::: WORKING DATA :::

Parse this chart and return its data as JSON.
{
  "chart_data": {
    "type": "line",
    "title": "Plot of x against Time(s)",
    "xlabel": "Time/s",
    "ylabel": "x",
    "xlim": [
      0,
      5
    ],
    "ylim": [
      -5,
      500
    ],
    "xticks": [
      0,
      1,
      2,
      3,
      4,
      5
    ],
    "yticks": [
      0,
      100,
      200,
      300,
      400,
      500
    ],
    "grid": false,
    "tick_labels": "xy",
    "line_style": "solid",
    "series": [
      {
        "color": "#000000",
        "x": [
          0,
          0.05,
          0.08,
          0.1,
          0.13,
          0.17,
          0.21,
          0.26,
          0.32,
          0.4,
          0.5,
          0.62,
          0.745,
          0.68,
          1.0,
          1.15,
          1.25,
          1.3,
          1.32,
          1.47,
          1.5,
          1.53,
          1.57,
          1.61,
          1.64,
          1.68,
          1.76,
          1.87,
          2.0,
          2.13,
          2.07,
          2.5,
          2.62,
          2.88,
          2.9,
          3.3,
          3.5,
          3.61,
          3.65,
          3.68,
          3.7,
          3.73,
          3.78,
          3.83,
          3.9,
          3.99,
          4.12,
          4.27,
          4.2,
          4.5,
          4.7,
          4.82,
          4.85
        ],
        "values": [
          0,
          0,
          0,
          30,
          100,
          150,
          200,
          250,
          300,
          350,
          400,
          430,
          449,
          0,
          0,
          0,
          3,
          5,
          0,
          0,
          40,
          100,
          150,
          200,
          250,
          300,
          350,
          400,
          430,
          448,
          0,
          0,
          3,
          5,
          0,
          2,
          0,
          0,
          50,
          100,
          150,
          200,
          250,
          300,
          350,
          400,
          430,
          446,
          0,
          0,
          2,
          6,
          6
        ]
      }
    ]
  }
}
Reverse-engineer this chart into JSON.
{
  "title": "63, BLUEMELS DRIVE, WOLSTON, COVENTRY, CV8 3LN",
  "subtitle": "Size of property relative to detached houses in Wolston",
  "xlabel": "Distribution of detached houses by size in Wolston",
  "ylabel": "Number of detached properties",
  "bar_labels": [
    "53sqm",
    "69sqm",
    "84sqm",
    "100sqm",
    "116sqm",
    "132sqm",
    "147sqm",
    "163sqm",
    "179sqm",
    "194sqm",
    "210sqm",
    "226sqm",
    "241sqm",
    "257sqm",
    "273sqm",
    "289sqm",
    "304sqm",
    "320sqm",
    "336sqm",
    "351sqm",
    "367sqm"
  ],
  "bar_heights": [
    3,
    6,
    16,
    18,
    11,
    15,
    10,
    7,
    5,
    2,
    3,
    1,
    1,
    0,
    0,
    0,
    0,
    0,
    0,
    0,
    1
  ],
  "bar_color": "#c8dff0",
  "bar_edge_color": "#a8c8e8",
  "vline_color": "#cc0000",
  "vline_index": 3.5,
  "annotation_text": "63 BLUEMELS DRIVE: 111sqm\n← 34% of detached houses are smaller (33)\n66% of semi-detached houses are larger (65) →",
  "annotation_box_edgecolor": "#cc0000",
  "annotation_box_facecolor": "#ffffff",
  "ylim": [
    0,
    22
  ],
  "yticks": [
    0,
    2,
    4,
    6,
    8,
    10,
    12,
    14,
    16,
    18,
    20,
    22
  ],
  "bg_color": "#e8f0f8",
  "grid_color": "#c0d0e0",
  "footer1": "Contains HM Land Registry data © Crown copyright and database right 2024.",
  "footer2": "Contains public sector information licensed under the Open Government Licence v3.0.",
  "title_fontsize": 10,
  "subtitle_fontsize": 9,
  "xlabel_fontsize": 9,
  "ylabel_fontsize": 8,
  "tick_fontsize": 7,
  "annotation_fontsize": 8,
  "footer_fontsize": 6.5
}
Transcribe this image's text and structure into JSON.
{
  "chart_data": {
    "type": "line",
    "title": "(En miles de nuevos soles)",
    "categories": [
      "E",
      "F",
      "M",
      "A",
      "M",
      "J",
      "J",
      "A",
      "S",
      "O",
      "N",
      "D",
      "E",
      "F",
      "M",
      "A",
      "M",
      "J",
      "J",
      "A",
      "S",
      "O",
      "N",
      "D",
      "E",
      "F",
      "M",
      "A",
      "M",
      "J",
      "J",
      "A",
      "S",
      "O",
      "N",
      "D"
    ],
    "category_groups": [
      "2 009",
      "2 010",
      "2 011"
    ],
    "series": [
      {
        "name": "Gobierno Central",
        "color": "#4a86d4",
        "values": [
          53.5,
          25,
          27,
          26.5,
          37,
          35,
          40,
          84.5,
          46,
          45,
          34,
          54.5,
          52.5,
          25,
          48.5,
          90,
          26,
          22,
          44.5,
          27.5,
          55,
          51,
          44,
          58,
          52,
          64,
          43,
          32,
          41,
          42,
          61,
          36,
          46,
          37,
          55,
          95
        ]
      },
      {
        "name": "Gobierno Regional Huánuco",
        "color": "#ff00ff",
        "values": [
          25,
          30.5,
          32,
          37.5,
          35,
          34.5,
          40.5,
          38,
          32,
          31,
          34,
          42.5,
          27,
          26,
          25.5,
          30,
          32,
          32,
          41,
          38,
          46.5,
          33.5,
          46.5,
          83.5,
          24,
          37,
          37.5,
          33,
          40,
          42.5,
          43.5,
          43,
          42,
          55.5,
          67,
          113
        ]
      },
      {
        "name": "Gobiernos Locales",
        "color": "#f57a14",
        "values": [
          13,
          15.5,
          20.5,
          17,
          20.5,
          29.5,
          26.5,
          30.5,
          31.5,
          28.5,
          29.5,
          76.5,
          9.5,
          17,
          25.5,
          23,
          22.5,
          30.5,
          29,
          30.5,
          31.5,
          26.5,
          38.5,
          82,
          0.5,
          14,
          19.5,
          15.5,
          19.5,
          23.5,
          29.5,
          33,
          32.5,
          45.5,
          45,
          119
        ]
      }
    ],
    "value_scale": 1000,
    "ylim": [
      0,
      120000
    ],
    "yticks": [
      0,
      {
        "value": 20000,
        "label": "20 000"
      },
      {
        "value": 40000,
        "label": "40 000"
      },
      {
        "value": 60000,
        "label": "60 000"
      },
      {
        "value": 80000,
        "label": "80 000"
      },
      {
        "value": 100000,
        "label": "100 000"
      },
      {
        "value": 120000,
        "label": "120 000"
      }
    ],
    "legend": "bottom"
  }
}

:::

THE REQUEST: From the records above, extract every line exactly as it stands.

SOLUTION:
Parse this chart and return its data as JSON.
{
  "chart_data": {
    "type": "line",
    "title": "Plot of x against Time(s)",
    "xlabel": "Time/s",
    "ylabel": "x",
    "xlim": [
      0,
      5
    ],
    "ylim": [
      -5,
      500
    ],
    "xticks": [
      0,
      1,
      2,
      3,
      4,
      5
    ],
    "yticks": [
      0,
      100,
      200,
      300,
      400,
      500
    ],
    "grid": false,
    "tick_labels": "xy",
    "line_style": "solid",
    "series": [
      {
        "color": "#000000",
        "x": [
          0,
          0.05,
          0.08,
          0.1,
          0.13,
          0.17,
          0.21,
          0.26,
          0.32,
          0.4,
          0.5,
          0.62,
          0.745,
          0.68,
          1.0,
          1.15,
          1.25,
          1.3,
          1.32,
          1.47,
          1.5,
          1.53,
          1.57,
          1.61,
          1.64,
          1.68,
          1.76,
          1.87,
          2.0,
          2.13,
          2.07,
          2.5,
          2.62,
          2.88,
          2.9,
          3.3,
          3.5,
          3.61,
          3.65,
          3.68,
          3.7,
          3.73,
          3.78,
          3.83,
          3.9,
          3.99,
          4.12,
          4.27,
          4.2,
          4.5,
          4.7,
          4.82,
          4.85
        ],
        "values": [
          0,
          0,
          0,
          30,
          100,
          150,
          200,
          250,
          300,
          350,
          400,
          430,
          449,
          0,
          0,
          0,
          3,
          5,
          0,
          0,
          40,
          100,
          150,
          200,
          250,
          300,
          350,
          400,
          430,
          448,
          0,
          0,
          3,
          5,
          0,
          2,
          0,
          0,
          50,
          100,
          150,
          200,
          250,
          300,
          350,
          400,
          430,
          446,
          0,
          0,
          2,
          6,
          6
        ]
      }
    ]
  }
}
Reverse-engineer this chart into JSON.
{
  "title": "63, BLUEMELS DRIVE, WOLSTON, COVENTRY, CV8 3LN",
  "subtitle": "Size of property relative to detached houses in Wolston",
  "xlabel": "Distribution of detached houses by size in Wolston",
  "ylabel": "Number of detached properties",
  "bar_labels": [
    "53sqm",
    "69sqm",
    "84sqm",
    "100sqm",
    "116sqm",
    "132sqm",
    "147sqm",
    "163sqm",
    "179sqm",
    "194sqm",
    "210sqm",
    "226sqm",
    "241sqm",
    "257sqm",
    "273sqm",
    "289sqm",
    "304sqm",
    "320sqm",
    "336sqm",
    "351sqm",
    "367sqm"
  ],
  "bar_heights": [
    3,
    6,
    16,
    18,
    11,
    15,
    10,
    7,
    5,
    2,
    3,
    1,
    1,
    0,
    0,
    0,
    0,
    0,
    0,
    0,
    1
  ],
  "bar_color": "#c8dff0",
  "bar_edge_color": "#a8c8e8",
  "vline_color": "#cc0000",
  "vline_index": 3.5,
  "annotation_text": "63 BLUEMELS DRIVE: 111sqm\n← 34% of detached houses are smaller (33)\n66% of semi-detached houses are larger (65) →",
  "annotation_box_edgecolor": "#cc0000",
  "annotation_box_facecolor": "#ffffff",
  "ylim": [
    0,
    22
  ],
  "yticks": [
    0,
    2,
    4,
    6,
    8,
    10,
    12,
    14,
    16,
    18,
    20,
    22
  ],
  "bg_color": "#e8f0f8",
  "grid_color": "#c0d0e0",
  "footer1": "Contains HM Land Registry data © Crown copyright and database right 2024.",
  "footer2": "Contains public sector information licensed under the Open Government Licence v3.0.",
  "title_fontsize": 10,
  "subtitle_fontsize": 9,
  "xlabel_fontsize": 9,
  "ylabel_fontsize": 8,
  "tick_fontsize": 7,
  "annotation_fontsize": 8,
  "footer_fontsize": 6.5
}
Transcribe this image's text and structure into JSON.
{
  "chart_data": {
    "type": "line",
    "title": "(En miles de nuevos soles)",
    "categories": [
      "E",
      "F",
      "M",
      "A",
      "M",
      "J",
      "J",
      "A",
      "S",
      "O",
      "N",
      "D",
      "E",
      "F",
      "M",
      "A",
      "M",
      "J",
      "J",
      "A",
      "S",
      "O",
      "N",
      "D",
      "E",
      "F",
      "M",
      "A",
      "M",
      "J",
      "J",
      "A",
      "S",
      "O",
      "N",
      "D"
    ],
    "category_groups": [
      "2 009",
      "2 010",
      "2 011"
    ],
    "series": [
      {
        "name": "Gobierno Central",
        "color": "#4a86d4",
        "values": [
          53.5,
          25,
          27,
          26.5,
          37,
          35,
          40,
          84.5,
          46,
          45,
          34,
          54.5,
          52.5,
          25,
          48.5,
          90,
          26,
          22,
          44.5,
          27.5,
          55,
          51,
          44,
          58,
          52,
          64,
          43,
          32,
          41,
          42,
          61,
          36,
          46,
          37,
          55,
          95
        ]
      },
      {
        "name": "Gobierno Regional Huánuco",
        "color": "#ff00ff",
        "values": [
          25,
          30.5,
          32,
          37.5,
          35,
          34.5,
          40.5,
          38,
          32,
          31,
          34,
          42.5,
          27,
          26,
          25.5,
          30,
          32,
          32,
          41,
          38,
          46.5,
          33.5,
          46.5,
          83.5,
          24,
          37,
          37.5,
          33,
          40,
          42.5,
          43.5,
          43,
          42,
          55.5,
          67,
          113
        ]
      },
      {
        "name": "Gobiernos Locales",
        "color": "#f57a14",
        "values": [
          13,
          15.5,
          20.5,
          17,
          20.5,
          29.5,
          26.5,
          30.5,
          31.5,
          28.5,
          29.5,
          76.5,
          9.5,
          17,
          25.5,
          23,
          22.5,
          30.5,
          29,
          30.5,
          31.5,
          26.5,
          38.5,
          82,
          0.5,
          14,
          19.5,
          15.5,
          19.5,
          23.5,
          29.5,
          33,
          32.5,
          45.5,
          45,
          119
        ]
      }
    ],
    "value_scale": 1000,
    "ylim": [
      0,
      120000
    ],
    "yticks": [
      0,
      {
        "value": 20000,
        "label": "20 000"
      },
      {
        "value": 40000,
        "label": "40 000"
      },
      {
        "value": 60000,
        "label": "60 000"
      },
      {
        "value": 80000,
        "label": "80 000"
      },
      {
        "value": 100000,
        "label": "100 000"
      },
      {
        "value": 120000,
        "label": "120 000"
      }
    ],
    "legend": "bottom"
  }
}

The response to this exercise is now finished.